**** Data in this exercise
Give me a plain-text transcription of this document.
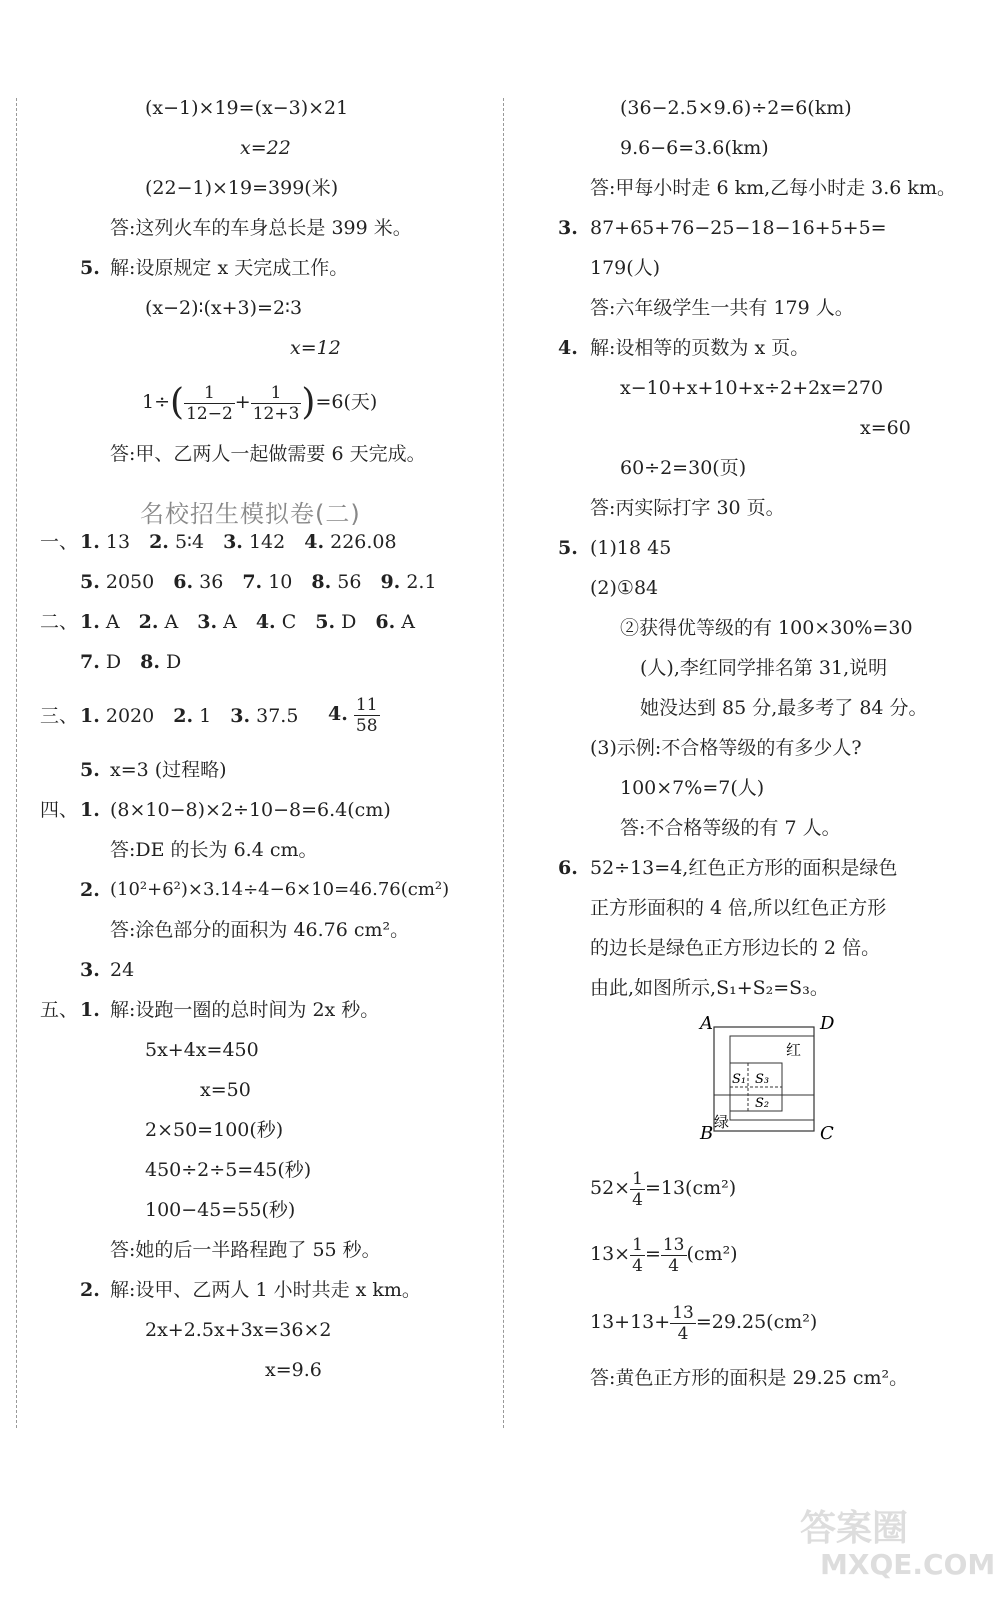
(x−1)×19=(x−3)×21
x=22
(22−1)×19=399(米)
答:这列火车的车身总长是 399 米。
5. 解:设原规定 x 天完成工作。
(x−2)∶(x+3)=2∶3
x=12
$1\div( \frac{1}{12-2} + \frac{1}{12+3} )=6$(天)
答:甲、乙两人一起做需要 6 天完成。
名校招生模拟卷(二)
一、 1. 13  2. 5∶4  3. 142  4. 226.08
5. 2050  6. 36  7. 10  8. 56  9. 2.1
二、 1. A  2. A  3. A  4. C  5. D  6. A
7. D  8. D
三、 1. 2020  2. 1  3. 37.5 4. $\frac{11}{58}$
5. x=3 (过程略)
四、 1. (8×10−8)×2÷10−8=6.4(cm)
答:DE 的长为 6.4 cm。
2. (10²+6²)×3.14÷4−6×10=46.76(cm²)
答:涂色部分的面积为 46.76 cm²。
3. 24
五、 1. 解:设跑一圈的总时间为 2x 秒。
5x+4x=450
x=50
2×50=100(秒)
450÷2÷5=45(秒)
100−45=55(秒)
答:她的后一半路程跑了 55 秒。
2. 解:设甲、乙两人 1 小时共走 x km。
2x+2.5x+3x=36×2
x=9.6
(36−2.5×9.6)÷2=6(km)
9.6−6=3.6(km)
答:甲每小时走 6 km,乙每小时走 3.6 km。
3. 87+65+76−25−18−16+5+5=
179(人)
答:六年级学生一共有 179 人。
4. 解:设相等的页数为 x 页。
x−10+x+10+x÷2+2x=270
x=60
60÷2=30(页)
答:丙实际打字 30 页。
5. (1)18 45
(2)①84
②获得优等级的有 100×30%=30
(人),李红同学排名第 31,说明
她没达到 85 分,最多考了 84 分。
(3)示例:不合格等级的有多少人?
100×7%=7(人)
答:不合格等级的有 7 人。
6. 52÷13=4,红色正方形的面积是绿色
正方形面积的 4 倍,所以红色正方形
的边长是绿色正方形边长的 2 倍。
由此,如图所示,S₁+S₂=S₃。
A	D
B	C
红
绿
S₁ S₃
S₂
$52\times \frac{1}{4} =13(cm^2)$
$13\times \frac{1}{4} = \frac{13}{4} (cm^2)$
$13+13+ \frac{13}{4} =29.25(cm^2)$
答:黄色正方形的面积是 29.25 cm²。
答案圈
MXQE.COM
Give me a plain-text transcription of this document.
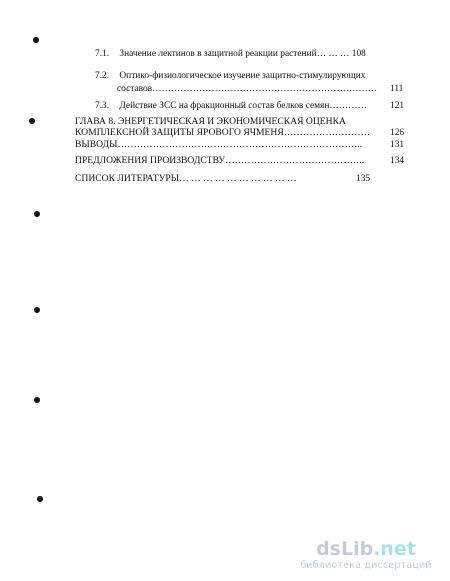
7.1. Значение лектинов в защитной реакции растений… … … 108
7.2. Оптико-физиологическое изучение защитно-стимулирующих
составов……………………………………………………………… 111
7.3. Действие ЗСС на фракционный состав белков семян………… 121
ГЛАВА 8. ЭНЕРГЕТИЧЕСКАЯ И ЭКОНОМИЧЕСКАЯ ОЦЕНКА
КОМПЛЕКСНОЙ ЗАЩИТЫ ЯРОВОГО ЯЧМЕНЯ……………………… 126
ВЫВОДЫ…………………………………………………………………..	131
ПРЕДЛОЖЕНИЯ ПРОИЗВОДСТВУ……………………………………..	134
СПИСОК ЛИТЕРАТУРЫ… … … … … … … … … …	135
dsLib.net
библиотека диссертаций
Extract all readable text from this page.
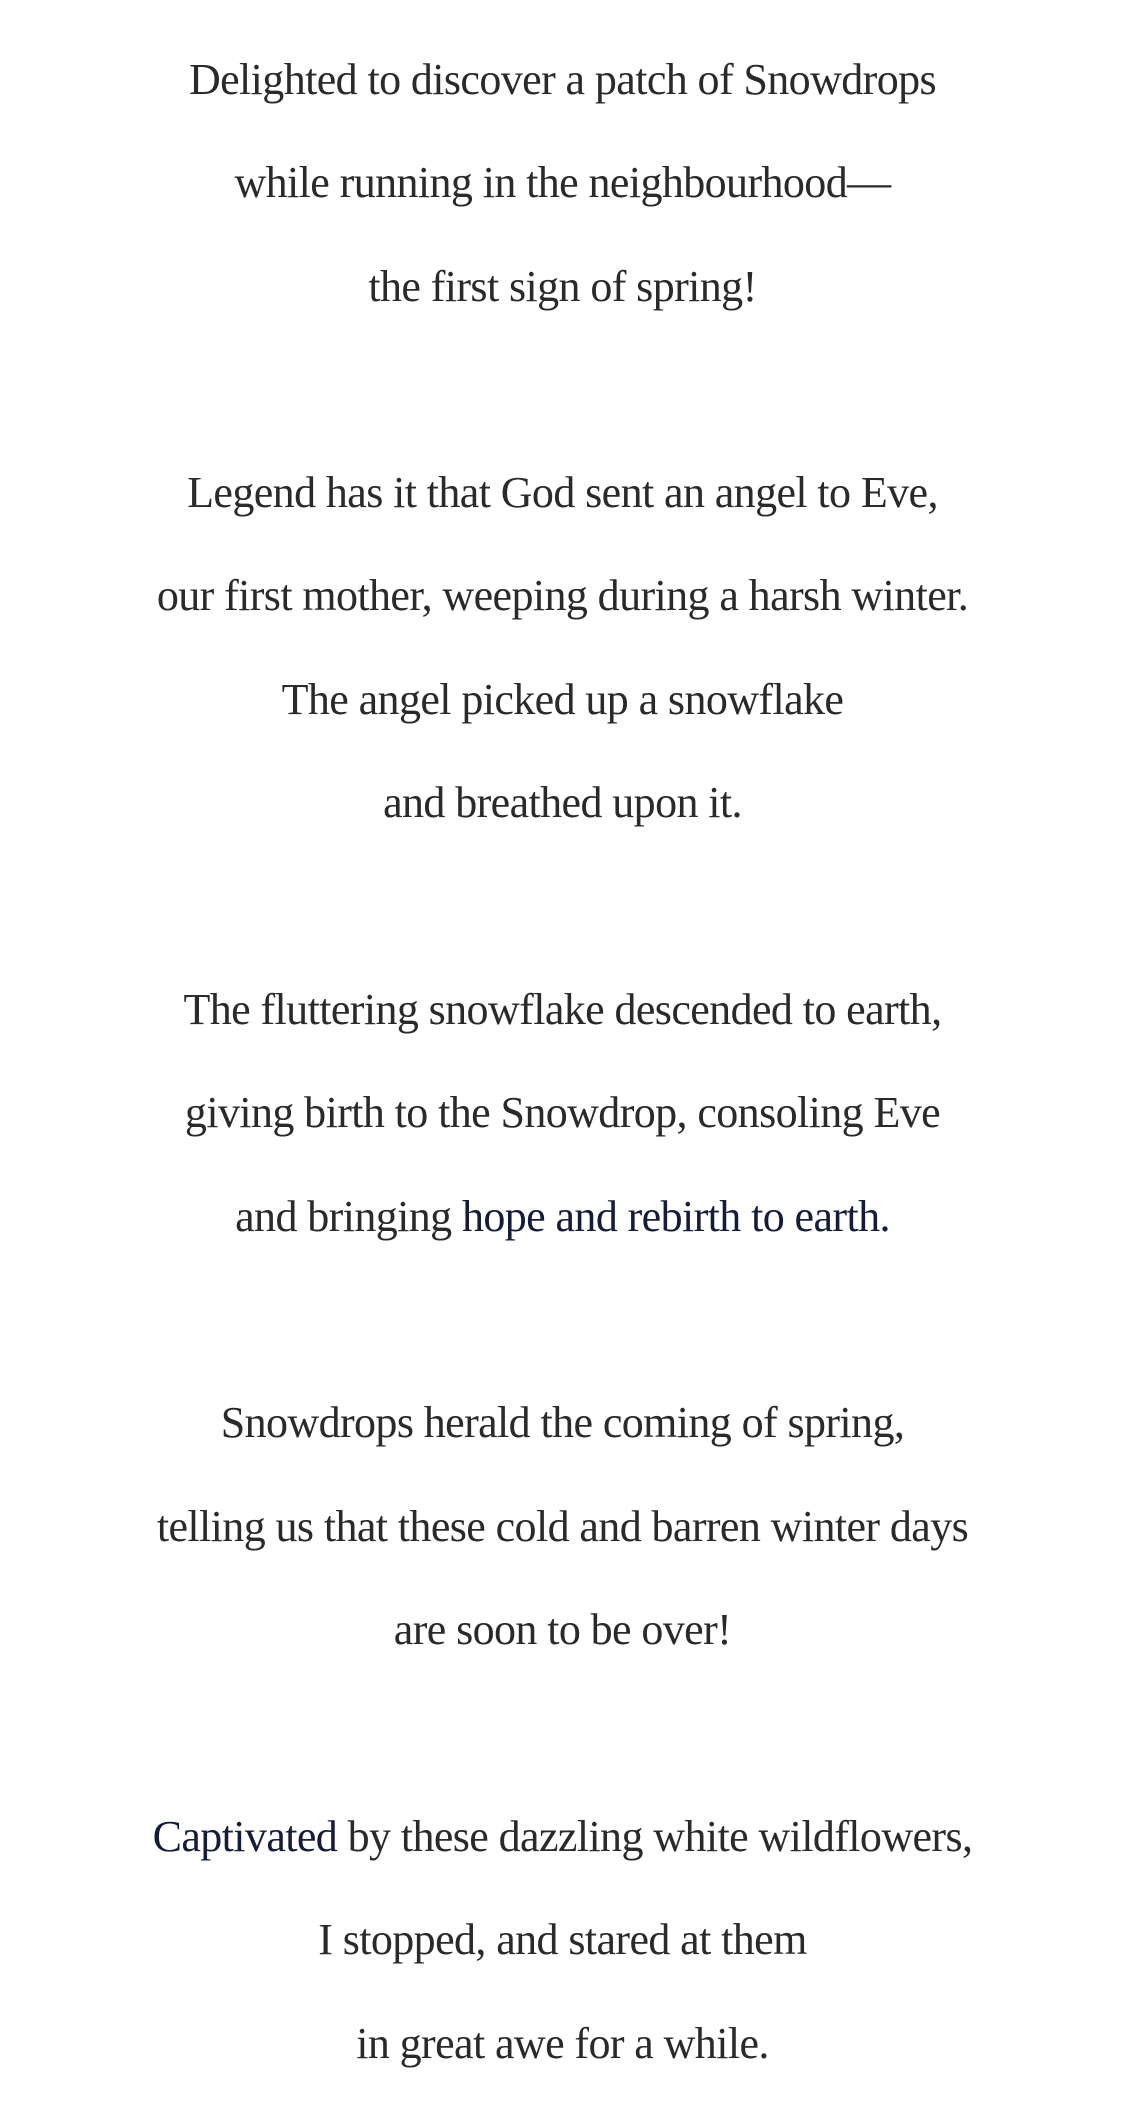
Delighted to discover a patch of Snowdrops
while running in the neighbourhood—
the first sign of spring!
Legend has it that God sent an angel to Eve,
our first mother, weeping during a harsh winter.
The angel picked up a snowflake
and breathed upon it.
The fluttering snowflake descended to earth,
giving birth to the Snowdrop, consoling Eve
and bringing hope and rebirth to earth.
Snowdrops herald the coming of spring,
telling us that these cold and barren winter days
are soon to be over!
Captivated by these dazzling white wildflowers,
I stopped, and stared at them
in great awe for a while.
********
Brief
Quote each line of the listing exactly, but leave the pictures out.

Final answer
Give me a plain-text transcription of this document.
(x−1)×19=(x−3)×21
x=22
(22−1)×19=399(米)
答:这列火车的车身总长是 399 米。
5. 解:设原规定 x 天完成工作。
(x−2)∶(x+3)=2∶3
x=12
$1\div( \frac{1}{12-2} + \frac{1}{12+3} )=6$(天)
答:甲、乙两人一起做需要 6 天完成。
名校招生模拟卷(二)
一、 1. 13  2. 5∶4  3. 142  4. 226.08
5. 2050  6. 36  7. 10  8. 56  9. 2.1
二、 1. A  2. A  3. A  4. C  5. D  6. A
7. D  8. D
三、 1. 2020  2. 1  3. 37.5 4. $\frac{11}{58}$
5. x=3 (过程略)
四、 1. (8×10−8)×2÷10−8=6.4(cm)
答:DE 的长为 6.4 cm。
2. (10²+6²)×3.14÷4−6×10=46.76(cm²)
答:涂色部分的面积为 46.76 cm²。
3. 24
五、 1. 解:设跑一圈的总时间为 2x 秒。
5x+4x=450
x=50
2×50=100(秒)
450÷2÷5=45(秒)
100−45=55(秒)
答:她的后一半路程跑了 55 秒。
2. 解:设甲、乙两人 1 小时共走 x km。
2x+2.5x+3x=36×2
x=9.6
(36−2.5×9.6)÷2=6(km)
9.6−6=3.6(km)
答:甲每小时走 6 km,乙每小时走 3.6 km。
3. 87+65+76−25−18−16+5+5=
179(人)
答:六年级学生一共有 179 人。
4. 解:设相等的页数为 x 页。
x−10+x+10+x÷2+2x=270
x=60
60÷2=30(页)
答:丙实际打字 30 页。
5. (1)18 45
(2)①84
②获得优等级的有 100×30%=30
(人),李红同学排名第 31,说明
她没达到 85 分,最多考了 84 分。
(3)示例:不合格等级的有多少人?
100×7%=7(人)
答:不合格等级的有 7 人。
6. 52÷13=4,红色正方形的面积是绿色
正方形面积的 4 倍,所以红色正方形
的边长是绿色正方形边长的 2 倍。
由此,如图所示,S₁+S₂=S₃。
A	D
B	C
红
绿
S₁ S₃
S₂
$52\times \frac{1}{4} =13(cm^2)$
$13\times \frac{1}{4} = \frac{13}{4} (cm^2)$
$13+13+ \frac{13}{4} =29.25(cm^2)$
答:黄色正方形的面积是 29.25 cm²。
答案圈
MXQE.COM
Give me a plain-text transcription of this document.
7.1. Значение лектинов в защитной реакции растений… … … 108
7.2. Оптико-физиологическое изучение защитно-стимулирующих
составов……………………………………………………………… 111
7.3. Действие ЗСС на фракционный состав белков семян………… 121
ГЛАВА 8. ЭНЕРГЕТИЧЕСКАЯ И ЭКОНОМИЧЕСКАЯ ОЦЕНКА
КОМПЛЕКСНОЙ ЗАЩИТЫ ЯРОВОГО ЯЧМЕНЯ……………………… 126
ВЫВОДЫ…………………………………………………………………..	131
ПРЕДЛОЖЕНИЯ ПРОИЗВОДСТВУ……………………………………..	134
СПИСОК ЛИТЕРАТУРЫ… … … … … … … … … …	135
dsLib.net
библиотека диссертаций
Extract all readable text from this page.
Delighted to discover a patch of Snowdrops
while running in the neighbourhood—
the first sign of spring!
Legend has it that God sent an angel to Eve,
our first mother, weeping during a harsh winter.
The angel picked up a snowflake
and breathed upon it.
The fluttering snowflake descended to earth,
giving birth to the Snowdrop, consoling Eve
and bringing hope and rebirth to earth.
Snowdrops herald the coming of spring,
telling us that these cold and barren winter days
are soon to be over!
Captivated by these dazzling white wildflowers,
I stopped, and stared at them
in great awe for a while.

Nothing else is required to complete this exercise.